··· SELECTION
Deep discussions were put on hold as the the rumbling in our bellies sent us on a quest to find a restaurant before we hit the bush!
All of these prized buck caribou antlers were shot by one inuit kid, who shot his first caribou when he was three according to a proud dad that scurried to load up his truck with supplies.
Our "five minute" walk to the Bayside Restaurant became fifteen as we kept hoping the next building would be the restaurant. The fractured ice, stacked up on the shore reminded me of the knots in my stomach. Finally the church-going proprietors of the "Empress Restaurant" as they shuttered their restaurant gave us the courage to walk two more doors down to the Bayside restaurant.
Inside, hot tea thawed us out as I waited for a halibut sandwich and Paul set his eyes on blueberry pancakes and fueled stories of survival in cold places. In the end the stories came back around and I was telling Paul about my time in Bangledesh, where on a layover the customs officials had taken our passports. We were all put up in hotels for the night. The following day, Heather and I wanted to explore the neighborhood. We went out with an open mind, soon a small crowd was following us around, wondering what we were up too. One man offered to show us his home and his family. We followed him back to this shanty shack were we meet "babu" and his wife. His wife grasped "babu" as I took a portrait of them with the light sweeping through the doorway across their faces. The father, not wanting to offend his guests motioned for us to follow him to the tea stand so thjat he could get us some tea and biscuits. The average income of a bangledeshi is about one dollar a day, and he wanted to buy us tea and a snack. I wouldn't have it, so I paid for the tea and biscuits... Paul and I shared some other stories based on the theme of "fast friends". We both had encountered local people in whatever country who wanted to please us so bad that when we asked if we were going the right direction they would reply: YES. When in fact it would be the wrong way. They wanted to please us so bad that they would rather mislead then disappoint you. But do they consider it misleading? They think that they are doing you a favor by keeping you happy for the time being, the last thing they want to do is make you unhappy. Shades of grey overlapping and meshing to create an image... now turn it around... what do you see? What does the person next to you see?
······
··· GIVEN INFORMATION
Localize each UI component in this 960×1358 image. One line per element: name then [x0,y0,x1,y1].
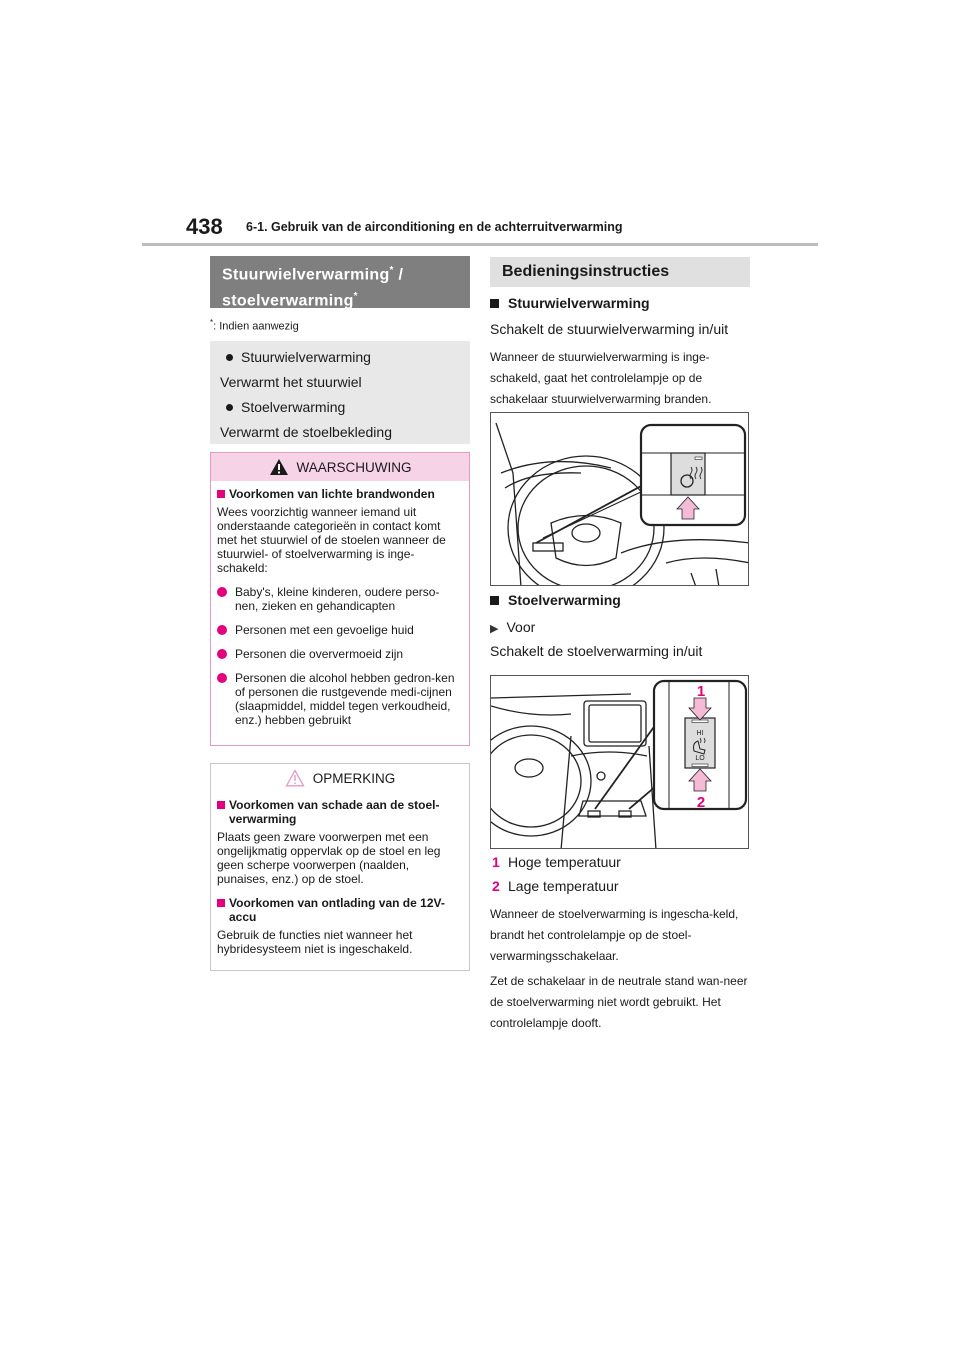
······
» WHAT YOU WILL DO
Pick up the travel account of the meal at the Bayside Restaurant and continue writing it from its final sentence.

» OUTPUT
Hoar Frost creeps up the branches, growing day by day like an ivy covering its host











Shungnak School, the largest school "up river"



When I landed at Shungnak Landing Strip, the first thing that I asked the pilot was: "Did you radio the school, do they know to come pick me up?" His reply: "I notified my agent", did nothing for my confidence for being picked up anytime soon, I asked both the person waiting in a pickup truck to radio somebody, and someone on a 4-wheeler to find the maintenance person for the school. It was a Sunday, and the ominous words from Bering air ticketing agent in Kotzebue: "Did you know that someone died in Shungnak?" rang in my ear. Everyone left, the post person took the mail including a package I took on the plane from the village before, (whoops, I think I broke one of the holy FAA rules), I started adding layers as the -10 degree air was harsh against my lungs. A few layers later, I wondered how I was going to get my 140 lbs self, and my 356 lbs. of gear to the school for a shoot that was supposed to happen tonight in a town that was grieving for its recent loss. About twenty minutes later a couple drove up on a four-wheeler with a little riding lawn mower trailer rolling behind. I asked if they were here to pick me up as they looked askance over me. "Actually we came to pick up some dog food, have you seen any?" as they gesticulated towards my gear. I told them that I was their photographer. I found out later that it was a much known fact that Theresa and Greg were looking for a shipment of dog food for their hungry dog who had been subsisting on freezer seconds. Could the guy in the pickup have used that fact to get these two teachers from the school out to the frigid landing strip to pick me up by announcing on the village radio that their dog food had arrived?
At any rate. their dog food had arrived, I hope they are ready for a lean, vegetarian blend with a spicy kick!!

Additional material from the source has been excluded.